• _WHAT IS EXPECTED_:
Find and return each line containing "критериям".
[start]
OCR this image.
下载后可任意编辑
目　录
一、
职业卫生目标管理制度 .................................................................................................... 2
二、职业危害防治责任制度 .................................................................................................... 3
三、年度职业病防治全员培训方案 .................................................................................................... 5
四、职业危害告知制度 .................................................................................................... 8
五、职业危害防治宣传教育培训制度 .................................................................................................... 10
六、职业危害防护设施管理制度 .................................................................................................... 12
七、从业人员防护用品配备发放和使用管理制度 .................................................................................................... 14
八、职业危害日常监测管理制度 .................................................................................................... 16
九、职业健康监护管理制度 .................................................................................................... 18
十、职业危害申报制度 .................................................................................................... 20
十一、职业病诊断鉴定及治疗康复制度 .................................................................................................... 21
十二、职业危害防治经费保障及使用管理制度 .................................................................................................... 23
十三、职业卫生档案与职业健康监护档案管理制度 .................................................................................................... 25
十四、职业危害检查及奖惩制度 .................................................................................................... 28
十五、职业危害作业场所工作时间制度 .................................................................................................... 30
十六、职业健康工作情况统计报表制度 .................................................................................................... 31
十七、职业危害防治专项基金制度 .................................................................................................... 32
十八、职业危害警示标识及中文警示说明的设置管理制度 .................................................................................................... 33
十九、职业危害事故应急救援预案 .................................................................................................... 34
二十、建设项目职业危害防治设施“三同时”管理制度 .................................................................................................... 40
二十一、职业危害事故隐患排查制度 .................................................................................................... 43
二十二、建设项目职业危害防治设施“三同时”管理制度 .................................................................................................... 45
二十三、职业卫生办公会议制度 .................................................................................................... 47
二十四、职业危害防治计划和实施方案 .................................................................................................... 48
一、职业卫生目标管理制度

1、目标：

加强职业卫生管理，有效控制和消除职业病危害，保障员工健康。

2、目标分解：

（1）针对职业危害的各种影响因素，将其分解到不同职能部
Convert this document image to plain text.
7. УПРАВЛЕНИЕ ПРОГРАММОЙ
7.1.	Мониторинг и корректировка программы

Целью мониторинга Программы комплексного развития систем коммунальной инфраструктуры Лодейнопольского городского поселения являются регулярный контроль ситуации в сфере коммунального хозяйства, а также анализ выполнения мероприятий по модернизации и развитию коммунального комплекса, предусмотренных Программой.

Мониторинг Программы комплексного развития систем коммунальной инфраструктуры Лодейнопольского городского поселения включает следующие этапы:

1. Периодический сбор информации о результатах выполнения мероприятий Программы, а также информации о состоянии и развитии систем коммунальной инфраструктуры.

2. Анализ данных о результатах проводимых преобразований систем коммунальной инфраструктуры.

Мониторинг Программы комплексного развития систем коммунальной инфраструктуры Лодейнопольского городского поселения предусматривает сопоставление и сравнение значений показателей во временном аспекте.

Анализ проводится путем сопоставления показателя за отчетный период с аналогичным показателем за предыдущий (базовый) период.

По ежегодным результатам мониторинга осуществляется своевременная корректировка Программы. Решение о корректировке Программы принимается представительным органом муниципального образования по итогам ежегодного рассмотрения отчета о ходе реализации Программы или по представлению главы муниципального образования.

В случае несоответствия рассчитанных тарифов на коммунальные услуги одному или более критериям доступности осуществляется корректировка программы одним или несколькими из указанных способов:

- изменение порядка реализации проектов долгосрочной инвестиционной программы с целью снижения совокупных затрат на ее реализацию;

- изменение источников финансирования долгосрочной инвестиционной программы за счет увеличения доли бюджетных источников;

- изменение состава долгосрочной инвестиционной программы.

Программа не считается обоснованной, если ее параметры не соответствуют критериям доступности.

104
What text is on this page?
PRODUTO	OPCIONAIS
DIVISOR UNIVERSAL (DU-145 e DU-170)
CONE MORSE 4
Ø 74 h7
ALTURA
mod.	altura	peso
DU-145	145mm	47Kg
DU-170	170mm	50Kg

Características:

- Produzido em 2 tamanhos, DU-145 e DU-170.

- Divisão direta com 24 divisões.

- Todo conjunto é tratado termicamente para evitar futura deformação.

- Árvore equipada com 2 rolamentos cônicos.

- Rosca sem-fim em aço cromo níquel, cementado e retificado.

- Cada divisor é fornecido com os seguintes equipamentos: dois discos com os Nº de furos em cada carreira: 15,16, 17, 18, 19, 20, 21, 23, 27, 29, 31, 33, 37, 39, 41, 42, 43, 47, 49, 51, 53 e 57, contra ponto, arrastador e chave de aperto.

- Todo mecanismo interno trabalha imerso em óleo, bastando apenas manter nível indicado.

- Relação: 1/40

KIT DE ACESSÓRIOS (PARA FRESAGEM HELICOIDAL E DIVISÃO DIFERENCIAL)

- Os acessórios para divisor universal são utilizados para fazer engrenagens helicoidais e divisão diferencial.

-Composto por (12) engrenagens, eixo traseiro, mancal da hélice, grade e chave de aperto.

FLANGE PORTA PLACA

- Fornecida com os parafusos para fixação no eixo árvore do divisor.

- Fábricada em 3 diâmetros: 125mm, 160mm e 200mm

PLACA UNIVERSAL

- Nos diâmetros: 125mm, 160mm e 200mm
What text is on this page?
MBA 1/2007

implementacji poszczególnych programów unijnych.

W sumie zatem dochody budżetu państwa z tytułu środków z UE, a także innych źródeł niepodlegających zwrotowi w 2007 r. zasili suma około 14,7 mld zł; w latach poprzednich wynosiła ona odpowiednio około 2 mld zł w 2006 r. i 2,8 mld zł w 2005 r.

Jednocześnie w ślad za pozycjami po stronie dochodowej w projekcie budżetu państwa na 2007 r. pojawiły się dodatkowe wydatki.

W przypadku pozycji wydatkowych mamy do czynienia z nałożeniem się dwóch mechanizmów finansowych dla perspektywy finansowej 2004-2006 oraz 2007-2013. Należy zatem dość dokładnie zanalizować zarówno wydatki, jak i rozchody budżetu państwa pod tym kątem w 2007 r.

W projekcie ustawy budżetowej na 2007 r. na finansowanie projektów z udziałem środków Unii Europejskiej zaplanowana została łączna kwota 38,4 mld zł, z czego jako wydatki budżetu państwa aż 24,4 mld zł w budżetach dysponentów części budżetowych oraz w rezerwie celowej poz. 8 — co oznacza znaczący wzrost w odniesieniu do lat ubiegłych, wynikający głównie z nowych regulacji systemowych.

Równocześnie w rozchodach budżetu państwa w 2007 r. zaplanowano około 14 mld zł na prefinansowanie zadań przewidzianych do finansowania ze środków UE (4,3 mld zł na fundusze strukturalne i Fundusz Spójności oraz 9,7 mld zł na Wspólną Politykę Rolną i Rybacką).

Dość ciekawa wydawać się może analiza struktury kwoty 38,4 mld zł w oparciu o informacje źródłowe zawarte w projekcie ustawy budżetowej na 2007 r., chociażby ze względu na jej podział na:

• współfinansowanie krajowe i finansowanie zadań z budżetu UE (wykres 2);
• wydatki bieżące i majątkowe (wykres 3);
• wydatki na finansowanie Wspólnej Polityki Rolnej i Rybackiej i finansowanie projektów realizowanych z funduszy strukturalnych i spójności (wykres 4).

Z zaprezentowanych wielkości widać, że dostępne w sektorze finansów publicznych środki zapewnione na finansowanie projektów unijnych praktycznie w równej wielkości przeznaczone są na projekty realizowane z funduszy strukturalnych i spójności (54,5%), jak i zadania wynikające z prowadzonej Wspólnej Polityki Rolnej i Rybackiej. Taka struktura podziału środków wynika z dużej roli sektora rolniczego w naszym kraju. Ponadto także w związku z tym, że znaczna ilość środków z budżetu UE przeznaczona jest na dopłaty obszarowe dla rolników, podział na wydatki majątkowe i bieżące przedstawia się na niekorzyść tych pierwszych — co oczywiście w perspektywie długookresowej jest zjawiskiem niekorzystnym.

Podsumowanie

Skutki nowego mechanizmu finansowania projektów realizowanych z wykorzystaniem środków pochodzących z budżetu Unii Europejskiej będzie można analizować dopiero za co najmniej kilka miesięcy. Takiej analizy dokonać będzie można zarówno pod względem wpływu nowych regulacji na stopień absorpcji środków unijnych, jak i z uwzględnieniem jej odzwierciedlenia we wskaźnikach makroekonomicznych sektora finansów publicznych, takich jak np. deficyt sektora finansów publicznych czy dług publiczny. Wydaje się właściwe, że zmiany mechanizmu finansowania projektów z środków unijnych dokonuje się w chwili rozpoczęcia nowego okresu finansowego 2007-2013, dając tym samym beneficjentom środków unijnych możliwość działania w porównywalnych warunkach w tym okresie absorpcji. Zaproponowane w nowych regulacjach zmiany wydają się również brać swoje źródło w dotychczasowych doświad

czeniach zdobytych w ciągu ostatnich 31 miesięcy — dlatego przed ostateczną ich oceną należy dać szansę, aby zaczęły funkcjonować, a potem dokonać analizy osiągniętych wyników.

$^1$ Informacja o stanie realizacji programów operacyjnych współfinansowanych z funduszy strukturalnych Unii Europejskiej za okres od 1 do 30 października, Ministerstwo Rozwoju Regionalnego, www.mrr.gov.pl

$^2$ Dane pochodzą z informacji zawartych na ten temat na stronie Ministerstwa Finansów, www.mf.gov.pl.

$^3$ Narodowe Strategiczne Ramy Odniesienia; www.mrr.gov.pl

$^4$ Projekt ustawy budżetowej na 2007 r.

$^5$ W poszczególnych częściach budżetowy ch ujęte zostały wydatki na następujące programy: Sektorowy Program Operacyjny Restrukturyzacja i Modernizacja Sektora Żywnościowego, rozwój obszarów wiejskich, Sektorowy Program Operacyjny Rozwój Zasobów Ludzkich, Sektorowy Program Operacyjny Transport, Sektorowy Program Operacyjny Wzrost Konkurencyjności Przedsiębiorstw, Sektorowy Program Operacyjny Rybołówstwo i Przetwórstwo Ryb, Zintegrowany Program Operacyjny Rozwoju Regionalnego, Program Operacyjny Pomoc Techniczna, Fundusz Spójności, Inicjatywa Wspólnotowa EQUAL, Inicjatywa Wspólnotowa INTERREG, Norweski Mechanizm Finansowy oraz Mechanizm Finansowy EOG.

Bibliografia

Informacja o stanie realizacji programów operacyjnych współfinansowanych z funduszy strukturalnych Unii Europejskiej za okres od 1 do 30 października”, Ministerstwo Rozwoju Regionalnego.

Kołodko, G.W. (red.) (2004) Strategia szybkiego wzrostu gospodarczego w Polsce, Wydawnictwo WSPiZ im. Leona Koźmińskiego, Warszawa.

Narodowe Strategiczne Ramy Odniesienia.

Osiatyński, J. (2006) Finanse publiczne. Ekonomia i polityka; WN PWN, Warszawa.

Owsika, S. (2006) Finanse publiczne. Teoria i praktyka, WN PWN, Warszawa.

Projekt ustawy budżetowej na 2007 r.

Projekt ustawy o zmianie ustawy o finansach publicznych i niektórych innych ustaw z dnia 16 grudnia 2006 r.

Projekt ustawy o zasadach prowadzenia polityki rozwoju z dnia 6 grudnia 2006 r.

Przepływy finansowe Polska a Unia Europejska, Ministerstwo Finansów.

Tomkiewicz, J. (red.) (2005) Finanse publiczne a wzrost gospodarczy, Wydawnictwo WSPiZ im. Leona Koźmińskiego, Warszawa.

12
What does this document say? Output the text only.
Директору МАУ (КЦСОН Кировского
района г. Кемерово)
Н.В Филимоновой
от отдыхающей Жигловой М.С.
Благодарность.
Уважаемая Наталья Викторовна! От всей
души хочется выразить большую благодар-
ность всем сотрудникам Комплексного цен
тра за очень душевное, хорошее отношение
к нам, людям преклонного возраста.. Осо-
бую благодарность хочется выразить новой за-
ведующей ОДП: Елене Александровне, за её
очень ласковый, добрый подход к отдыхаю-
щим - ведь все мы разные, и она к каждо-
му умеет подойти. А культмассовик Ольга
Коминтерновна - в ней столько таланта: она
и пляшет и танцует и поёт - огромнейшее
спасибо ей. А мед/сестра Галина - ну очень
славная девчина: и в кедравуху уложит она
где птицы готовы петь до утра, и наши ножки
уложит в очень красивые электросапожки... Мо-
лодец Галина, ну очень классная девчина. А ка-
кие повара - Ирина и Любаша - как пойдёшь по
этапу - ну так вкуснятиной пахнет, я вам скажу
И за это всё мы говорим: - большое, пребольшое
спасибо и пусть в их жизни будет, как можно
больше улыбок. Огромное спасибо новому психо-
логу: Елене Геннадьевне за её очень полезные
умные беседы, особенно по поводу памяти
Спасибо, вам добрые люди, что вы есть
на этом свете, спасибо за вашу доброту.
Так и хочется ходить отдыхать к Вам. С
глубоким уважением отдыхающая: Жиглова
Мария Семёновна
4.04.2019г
[end]
• _ANSWER TO THIS EXERCISE_:
В случае несоответствия рассчитанных тарифов на коммунальные услуги одному или более критериям доступности осуществляется корректировка программы одним или несколькими из указанных способов:
Программа не считается обоснованной, если ее параметры не соответствуют критериям доступности.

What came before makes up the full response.